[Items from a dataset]
_ _ _ _

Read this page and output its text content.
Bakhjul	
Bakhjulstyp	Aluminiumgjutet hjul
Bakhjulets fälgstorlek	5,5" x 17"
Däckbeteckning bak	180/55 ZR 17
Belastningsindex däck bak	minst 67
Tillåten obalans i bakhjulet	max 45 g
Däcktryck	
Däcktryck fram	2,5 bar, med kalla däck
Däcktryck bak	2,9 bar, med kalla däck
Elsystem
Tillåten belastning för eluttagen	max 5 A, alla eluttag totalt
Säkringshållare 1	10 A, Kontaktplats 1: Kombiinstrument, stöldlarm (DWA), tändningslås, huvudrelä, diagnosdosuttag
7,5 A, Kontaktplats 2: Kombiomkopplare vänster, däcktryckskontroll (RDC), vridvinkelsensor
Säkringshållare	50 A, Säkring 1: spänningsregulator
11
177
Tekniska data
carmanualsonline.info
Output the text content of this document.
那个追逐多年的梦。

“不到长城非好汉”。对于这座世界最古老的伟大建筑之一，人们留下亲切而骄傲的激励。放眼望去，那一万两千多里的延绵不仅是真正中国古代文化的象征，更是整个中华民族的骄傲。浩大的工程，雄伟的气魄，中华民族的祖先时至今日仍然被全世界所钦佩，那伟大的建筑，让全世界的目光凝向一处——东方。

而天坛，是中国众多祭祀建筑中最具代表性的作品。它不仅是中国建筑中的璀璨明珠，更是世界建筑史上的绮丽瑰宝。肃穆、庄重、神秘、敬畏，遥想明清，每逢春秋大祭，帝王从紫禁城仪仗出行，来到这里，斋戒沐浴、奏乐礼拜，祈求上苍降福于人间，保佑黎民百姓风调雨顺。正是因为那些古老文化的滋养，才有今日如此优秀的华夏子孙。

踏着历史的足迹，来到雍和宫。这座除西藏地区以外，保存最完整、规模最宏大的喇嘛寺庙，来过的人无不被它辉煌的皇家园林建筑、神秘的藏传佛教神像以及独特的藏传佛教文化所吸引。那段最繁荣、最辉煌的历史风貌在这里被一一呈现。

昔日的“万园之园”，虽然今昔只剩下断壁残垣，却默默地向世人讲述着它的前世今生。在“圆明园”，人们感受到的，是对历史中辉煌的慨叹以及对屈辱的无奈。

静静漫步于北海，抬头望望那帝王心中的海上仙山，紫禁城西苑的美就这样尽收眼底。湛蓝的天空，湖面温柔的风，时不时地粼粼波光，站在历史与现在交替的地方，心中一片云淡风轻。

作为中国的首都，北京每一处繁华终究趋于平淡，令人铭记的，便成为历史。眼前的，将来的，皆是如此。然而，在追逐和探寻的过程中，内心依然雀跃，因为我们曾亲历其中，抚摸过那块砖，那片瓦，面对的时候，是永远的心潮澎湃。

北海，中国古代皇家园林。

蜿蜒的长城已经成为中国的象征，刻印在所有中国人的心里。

_ _ _ _

## [To be done]
Write out all the entries exactly.

## [Output for this exercise]
Read this page and output its text content.
Bakhjul	
Bakhjulstyp	Aluminiumgjutet hjul
Bakhjulets fälgstorlek	5,5" x 17"
Däckbeteckning bak	180/55 ZR 17
Belastningsindex däck bak	minst 67
Tillåten obalans i bakhjulet	max 45 g
Däcktryck	
Däcktryck fram	2,5 bar, med kalla däck
Däcktryck bak	2,9 bar, med kalla däck
Elsystem
Tillåten belastning för eluttagen	max 5 A, alla eluttag totalt
Säkringshållare 1	10 A, Kontaktplats 1: Kombiinstrument, stöldlarm (DWA), tändningslås, huvudrelä, diagnosdosuttag
7,5 A, Kontaktplats 2: Kombiomkopplare vänster, däcktryckskontroll (RDC), vridvinkelsensor
Säkringshållare	50 A, Säkring 1: spänningsregulator
11
177
Tekniska data
carmanualsonline.info
Output the text content of this document.
那个追逐多年的梦。

“不到长城非好汉”。对于这座世界最古老的伟大建筑之一，人们留下亲切而骄傲的激励。放眼望去，那一万两千多里的延绵不仅是真正中国古代文化的象征，更是整个中华民族的骄傲。浩大的工程，雄伟的气魄，中华民族的祖先时至今日仍然被全世界所钦佩，那伟大的建筑，让全世界的目光凝向一处——东方。

而天坛，是中国众多祭祀建筑中最具代表性的作品。它不仅是中国建筑中的璀璨明珠，更是世界建筑史上的绮丽瑰宝。肃穆、庄重、神秘、敬畏，遥想明清，每逢春秋大祭，帝王从紫禁城仪仗出行，来到这里，斋戒沐浴、奏乐礼拜，祈求上苍降福于人间，保佑黎民百姓风调雨顺。正是因为那些古老文化的滋养，才有今日如此优秀的华夏子孙。

踏着历史的足迹，来到雍和宫。这座除西藏地区以外，保存最完整、规模最宏大的喇嘛寺庙，来过的人无不被它辉煌的皇家园林建筑、神秘的藏传佛教神像以及独特的藏传佛教文化所吸引。那段最繁荣、最辉煌的历史风貌在这里被一一呈现。

昔日的“万园之园”，虽然今昔只剩下断壁残垣，却默默地向世人讲述着它的前世今生。在“圆明园”，人们感受到的，是对历史中辉煌的慨叹以及对屈辱的无奈。

静静漫步于北海，抬头望望那帝王心中的海上仙山，紫禁城西苑的美就这样尽收眼底。湛蓝的天空，湖面温柔的风，时不时地粼粼波光，站在历史与现在交替的地方，心中一片云淡风轻。

作为中国的首都，北京每一处繁华终究趋于平淡，令人铭记的，便成为历史。眼前的，将来的，皆是如此。然而，在追逐和探寻的过程中，内心依然雀跃，因为我们曾亲历其中，抚摸过那块砖，那片瓦，面对的时候，是永远的心潮澎湃。

北海，中国古代皇家园林。

蜿蜒的长城已经成为中国的象征，刻印在所有中国人的心里。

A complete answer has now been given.